(Figure contents as structured data)
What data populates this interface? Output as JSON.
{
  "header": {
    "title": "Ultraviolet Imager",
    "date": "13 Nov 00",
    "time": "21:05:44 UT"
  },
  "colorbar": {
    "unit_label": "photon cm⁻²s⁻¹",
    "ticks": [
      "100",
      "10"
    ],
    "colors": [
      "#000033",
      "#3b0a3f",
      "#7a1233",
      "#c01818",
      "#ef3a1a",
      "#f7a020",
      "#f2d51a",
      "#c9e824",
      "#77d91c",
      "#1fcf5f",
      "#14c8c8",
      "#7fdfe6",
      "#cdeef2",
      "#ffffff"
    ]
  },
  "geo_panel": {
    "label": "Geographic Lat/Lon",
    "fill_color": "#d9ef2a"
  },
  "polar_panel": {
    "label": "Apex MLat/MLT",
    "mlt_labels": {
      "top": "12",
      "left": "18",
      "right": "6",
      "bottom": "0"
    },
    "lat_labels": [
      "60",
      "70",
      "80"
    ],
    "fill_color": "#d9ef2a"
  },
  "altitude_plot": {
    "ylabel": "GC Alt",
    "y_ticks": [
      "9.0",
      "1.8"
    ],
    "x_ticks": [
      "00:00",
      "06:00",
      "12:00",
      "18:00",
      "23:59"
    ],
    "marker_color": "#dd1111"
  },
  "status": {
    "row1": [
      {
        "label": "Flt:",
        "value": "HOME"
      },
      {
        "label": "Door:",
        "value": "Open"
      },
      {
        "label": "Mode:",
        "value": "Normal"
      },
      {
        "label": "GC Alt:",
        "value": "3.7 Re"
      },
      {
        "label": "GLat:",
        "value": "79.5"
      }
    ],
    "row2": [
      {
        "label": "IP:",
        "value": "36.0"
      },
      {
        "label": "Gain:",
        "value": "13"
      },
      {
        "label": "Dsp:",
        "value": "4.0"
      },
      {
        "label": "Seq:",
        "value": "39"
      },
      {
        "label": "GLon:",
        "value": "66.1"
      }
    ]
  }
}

§ **TASK REQUIREMENTS**
Copy out the full set of records precisely, leaving nothing out.

§ **RESULT OF THE TASK**
What data populates this interface? Output as JSON.
{
  "header": {
    "title": "Ultraviolet Imager",
    "date": "13 Nov 00",
    "time": "21:05:44 UT"
  },
  "colorbar": {
    "unit_label": "photon cm⁻²s⁻¹",
    "ticks": [
      "100",
      "10"
    ],
    "colors": [
      "#000033",
      "#3b0a3f",
      "#7a1233",
      "#c01818",
      "#ef3a1a",
      "#f7a020",
      "#f2d51a",
      "#c9e824",
      "#77d91c",
      "#1fcf5f",
      "#14c8c8",
      "#7fdfe6",
      "#cdeef2",
      "#ffffff"
    ]
  },
  "geo_panel": {
    "label": "Geographic Lat/Lon",
    "fill_color": "#d9ef2a"
  },
  "polar_panel": {
    "label": "Apex MLat/MLT",
    "mlt_labels": {
      "top": "12",
      "left": "18",
      "right": "6",
      "bottom": "0"
    },
    "lat_labels": [
      "60",
      "70",
      "80"
    ],
    "fill_color": "#d9ef2a"
  },
  "altitude_plot": {
    "ylabel": "GC Alt",
    "y_ticks": [
      "9.0",
      "1.8"
    ],
    "x_ticks": [
      "00:00",
      "06:00",
      "12:00",
      "18:00",
      "23:59"
    ],
    "marker_color": "#dd1111"
  },
  "status": {
    "row1": [
      {
        "label": "Flt:",
        "value": "HOME"
      },
      {
        "label": "Door:",
        "value": "Open"
      },
      {
        "label": "Mode:",
        "value": "Normal"
      },
      {
        "label": "GC Alt:",
        "value": "3.7 Re"
      },
      {
        "label": "GLat:",
        "value": "79.5"
      }
    ],
    "row2": [
      {
        "label": "IP:",
        "value": "36.0"
      },
      {
        "label": "Gain:",
        "value": "13"
      },
      {
        "label": "Dsp:",
        "value": "4.0"
      },
      {
        "label": "Seq:",
        "value": "39"
      },
      {
        "label": "GLon:",
        "value": "66.1"
      }
    ]
  }
}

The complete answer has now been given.